>> BEGIN ENTRIES PROVIDED
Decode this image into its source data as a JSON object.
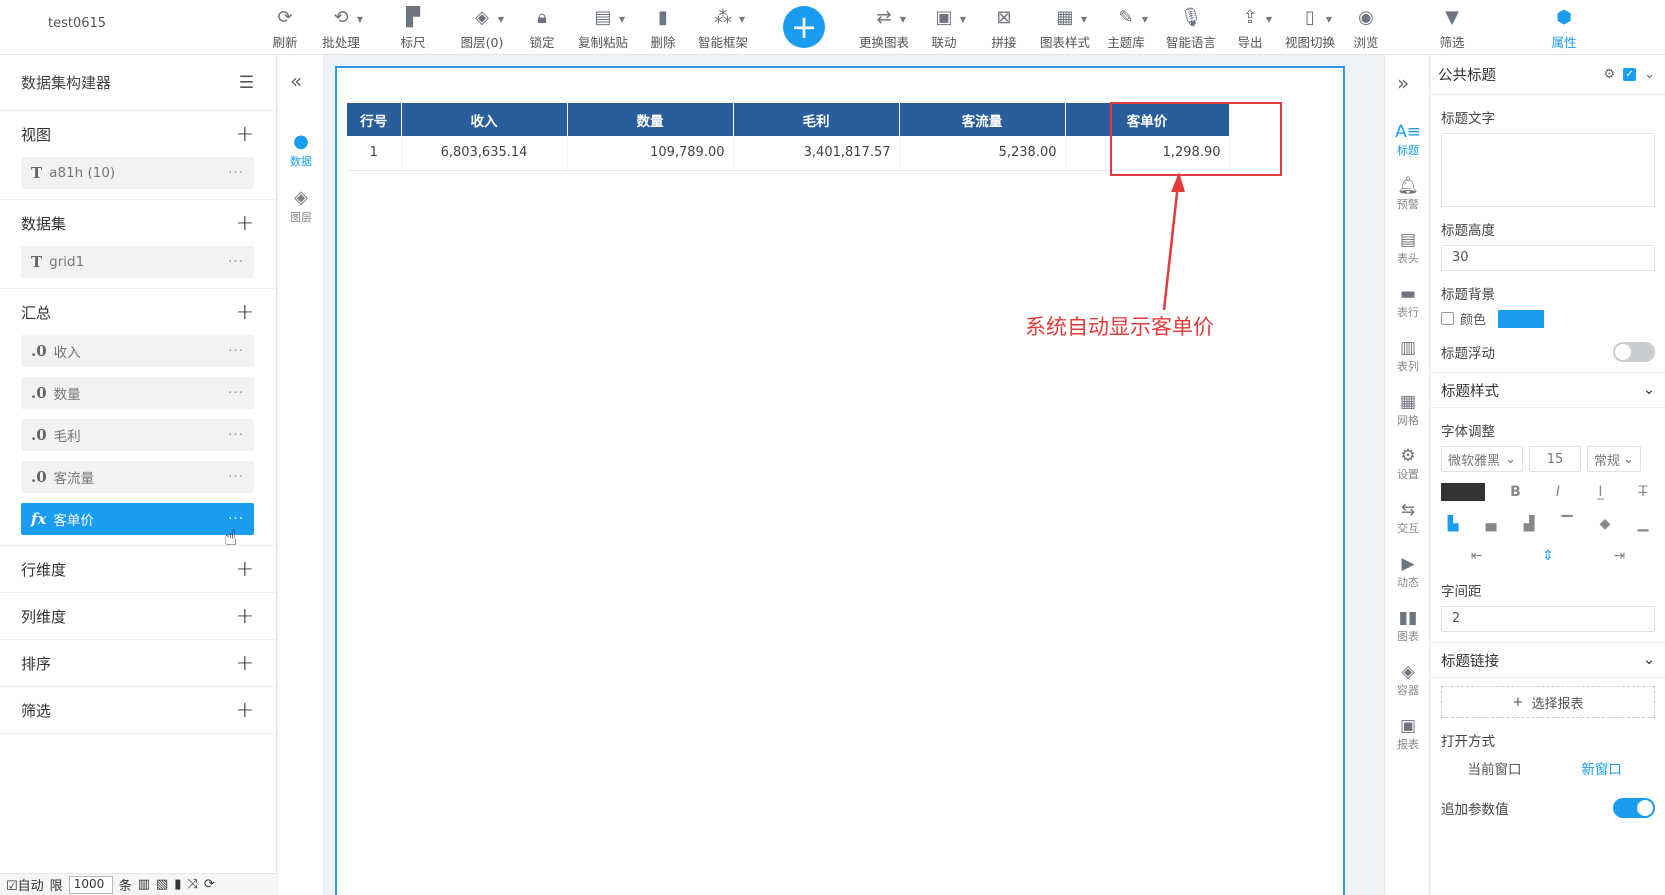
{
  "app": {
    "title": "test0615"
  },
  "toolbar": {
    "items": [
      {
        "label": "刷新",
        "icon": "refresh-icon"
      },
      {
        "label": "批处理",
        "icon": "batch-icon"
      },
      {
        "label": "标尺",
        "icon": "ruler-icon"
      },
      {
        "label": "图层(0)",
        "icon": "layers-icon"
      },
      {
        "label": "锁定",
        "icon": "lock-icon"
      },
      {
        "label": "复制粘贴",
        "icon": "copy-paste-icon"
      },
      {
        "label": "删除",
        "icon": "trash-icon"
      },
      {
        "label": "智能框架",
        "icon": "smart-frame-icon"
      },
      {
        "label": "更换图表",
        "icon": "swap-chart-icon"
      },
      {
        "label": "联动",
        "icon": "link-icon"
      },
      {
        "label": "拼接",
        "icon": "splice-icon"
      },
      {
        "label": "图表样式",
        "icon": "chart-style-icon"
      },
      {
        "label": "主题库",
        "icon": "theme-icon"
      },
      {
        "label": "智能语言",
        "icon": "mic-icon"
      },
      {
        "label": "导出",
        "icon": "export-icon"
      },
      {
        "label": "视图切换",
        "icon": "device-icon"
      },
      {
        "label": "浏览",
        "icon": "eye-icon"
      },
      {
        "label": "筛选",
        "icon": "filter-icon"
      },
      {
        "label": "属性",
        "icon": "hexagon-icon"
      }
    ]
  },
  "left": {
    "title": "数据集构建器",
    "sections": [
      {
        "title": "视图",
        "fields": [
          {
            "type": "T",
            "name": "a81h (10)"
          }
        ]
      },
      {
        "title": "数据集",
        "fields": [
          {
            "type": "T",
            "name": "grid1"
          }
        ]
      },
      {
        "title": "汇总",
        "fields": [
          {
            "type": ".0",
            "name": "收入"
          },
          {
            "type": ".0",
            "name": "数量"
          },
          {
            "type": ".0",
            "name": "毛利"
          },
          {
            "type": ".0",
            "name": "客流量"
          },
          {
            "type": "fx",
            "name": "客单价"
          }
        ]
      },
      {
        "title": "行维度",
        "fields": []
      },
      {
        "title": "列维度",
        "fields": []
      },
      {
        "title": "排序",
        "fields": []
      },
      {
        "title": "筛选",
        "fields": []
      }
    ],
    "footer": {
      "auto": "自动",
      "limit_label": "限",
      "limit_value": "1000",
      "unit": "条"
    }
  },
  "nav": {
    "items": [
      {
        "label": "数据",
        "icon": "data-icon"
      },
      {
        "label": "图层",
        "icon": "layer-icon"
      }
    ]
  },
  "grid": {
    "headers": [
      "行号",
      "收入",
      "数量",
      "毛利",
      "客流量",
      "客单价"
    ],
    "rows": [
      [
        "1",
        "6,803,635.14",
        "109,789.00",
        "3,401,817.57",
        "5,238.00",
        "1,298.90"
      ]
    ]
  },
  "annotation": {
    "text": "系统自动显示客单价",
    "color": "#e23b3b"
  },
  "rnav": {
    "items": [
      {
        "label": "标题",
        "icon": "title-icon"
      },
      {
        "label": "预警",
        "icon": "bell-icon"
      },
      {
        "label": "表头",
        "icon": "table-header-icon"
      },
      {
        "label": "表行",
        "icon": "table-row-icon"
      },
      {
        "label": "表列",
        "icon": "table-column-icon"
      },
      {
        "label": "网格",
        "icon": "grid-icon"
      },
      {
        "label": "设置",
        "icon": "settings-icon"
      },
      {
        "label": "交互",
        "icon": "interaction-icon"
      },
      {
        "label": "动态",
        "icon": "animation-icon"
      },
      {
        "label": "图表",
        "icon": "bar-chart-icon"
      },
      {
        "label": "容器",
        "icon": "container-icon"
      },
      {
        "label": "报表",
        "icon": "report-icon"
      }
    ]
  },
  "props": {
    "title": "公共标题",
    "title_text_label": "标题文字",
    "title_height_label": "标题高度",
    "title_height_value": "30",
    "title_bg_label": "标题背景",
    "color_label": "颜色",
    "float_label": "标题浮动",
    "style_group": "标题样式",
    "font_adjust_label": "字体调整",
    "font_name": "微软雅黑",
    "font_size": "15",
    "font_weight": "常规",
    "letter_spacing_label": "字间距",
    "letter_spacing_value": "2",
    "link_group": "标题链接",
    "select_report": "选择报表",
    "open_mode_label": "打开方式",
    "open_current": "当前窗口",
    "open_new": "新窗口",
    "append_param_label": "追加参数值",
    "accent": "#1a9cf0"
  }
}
>> END ENTRIES PROVIDED
_AIM_
Print out the lines exactly, skipping any picture.

_WRITTEN ANSWER_
Decode this image into its source data as a JSON object.
{
  "app": {
    "title": "test0615"
  },
  "toolbar": {
    "items": [
      {
        "label": "刷新",
        "icon": "refresh-icon"
      },
      {
        "label": "批处理",
        "icon": "batch-icon"
      },
      {
        "label": "标尺",
        "icon": "ruler-icon"
      },
      {
        "label": "图层(0)",
        "icon": "layers-icon"
      },
      {
        "label": "锁定",
        "icon": "lock-icon"
      },
      {
        "label": "复制粘贴",
        "icon": "copy-paste-icon"
      },
      {
        "label": "删除",
        "icon": "trash-icon"
      },
      {
        "label": "智能框架",
        "icon": "smart-frame-icon"
      },
      {
        "label": "更换图表",
        "icon": "swap-chart-icon"
      },
      {
        "label": "联动",
        "icon": "link-icon"
      },
      {
        "label": "拼接",
        "icon": "splice-icon"
      },
      {
        "label": "图表样式",
        "icon": "chart-style-icon"
      },
      {
        "label": "主题库",
        "icon": "theme-icon"
      },
      {
        "label": "智能语言",
        "icon": "mic-icon"
      },
      {
        "label": "导出",
        "icon": "export-icon"
      },
      {
        "label": "视图切换",
        "icon": "device-icon"
      },
      {
        "label": "浏览",
        "icon": "eye-icon"
      },
      {
        "label": "筛选",
        "icon": "filter-icon"
      },
      {
        "label": "属性",
        "icon": "hexagon-icon"
      }
    ]
  },
  "left": {
    "title": "数据集构建器",
    "sections": [
      {
        "title": "视图",
        "fields": [
          {
            "type": "T",
            "name": "a81h (10)"
          }
        ]
      },
      {
        "title": "数据集",
        "fields": [
          {
            "type": "T",
            "name": "grid1"
          }
        ]
      },
      {
        "title": "汇总",
        "fields": [
          {
            "type": ".0",
            "name": "收入"
          },
          {
            "type": ".0",
            "name": "数量"
          },
          {
            "type": ".0",
            "name": "毛利"
          },
          {
            "type": ".0",
            "name": "客流量"
          },
          {
            "type": "fx",
            "name": "客单价"
          }
        ]
      },
      {
        "title": "行维度",
        "fields": []
      },
      {
        "title": "列维度",
        "fields": []
      },
      {
        "title": "排序",
        "fields": []
      },
      {
        "title": "筛选",
        "fields": []
      }
    ],
    "footer": {
      "auto": "自动",
      "limit_label": "限",
      "limit_value": "1000",
      "unit": "条"
    }
  },
  "nav": {
    "items": [
      {
        "label": "数据",
        "icon": "data-icon"
      },
      {
        "label": "图层",
        "icon": "layer-icon"
      }
    ]
  },
  "grid": {
    "headers": [
      "行号",
      "收入",
      "数量",
      "毛利",
      "客流量",
      "客单价"
    ],
    "rows": [
      [
        "1",
        "6,803,635.14",
        "109,789.00",
        "3,401,817.57",
        "5,238.00",
        "1,298.90"
      ]
    ]
  },
  "annotation": {
    "text": "系统自动显示客单价",
    "color": "#e23b3b"
  },
  "rnav": {
    "items": [
      {
        "label": "标题",
        "icon": "title-icon"
      },
      {
        "label": "预警",
        "icon": "bell-icon"
      },
      {
        "label": "表头",
        "icon": "table-header-icon"
      },
      {
        "label": "表行",
        "icon": "table-row-icon"
      },
      {
        "label": "表列",
        "icon": "table-column-icon"
      },
      {
        "label": "网格",
        "icon": "grid-icon"
      },
      {
        "label": "设置",
        "icon": "settings-icon"
      },
      {
        "label": "交互",
        "icon": "interaction-icon"
      },
      {
        "label": "动态",
        "icon": "animation-icon"
      },
      {
        "label": "图表",
        "icon": "bar-chart-icon"
      },
      {
        "label": "容器",
        "icon": "container-icon"
      },
      {
        "label": "报表",
        "icon": "report-icon"
      }
    ]
  },
  "props": {
    "title": "公共标题",
    "title_text_label": "标题文字",
    "title_height_label": "标题高度",
    "title_height_value": "30",
    "title_bg_label": "标题背景",
    "color_label": "颜色",
    "float_label": "标题浮动",
    "style_group": "标题样式",
    "font_adjust_label": "字体调整",
    "font_name": "微软雅黑",
    "font_size": "15",
    "font_weight": "常规",
    "letter_spacing_label": "字间距",
    "letter_spacing_value": "2",
    "link_group": "标题链接",
    "select_report": "选择报表",
    "open_mode_label": "打开方式",
    "open_current": "当前窗口",
    "open_new": "新窗口",
    "append_param_label": "追加参数值",
    "accent": "#1a9cf0"
  }
}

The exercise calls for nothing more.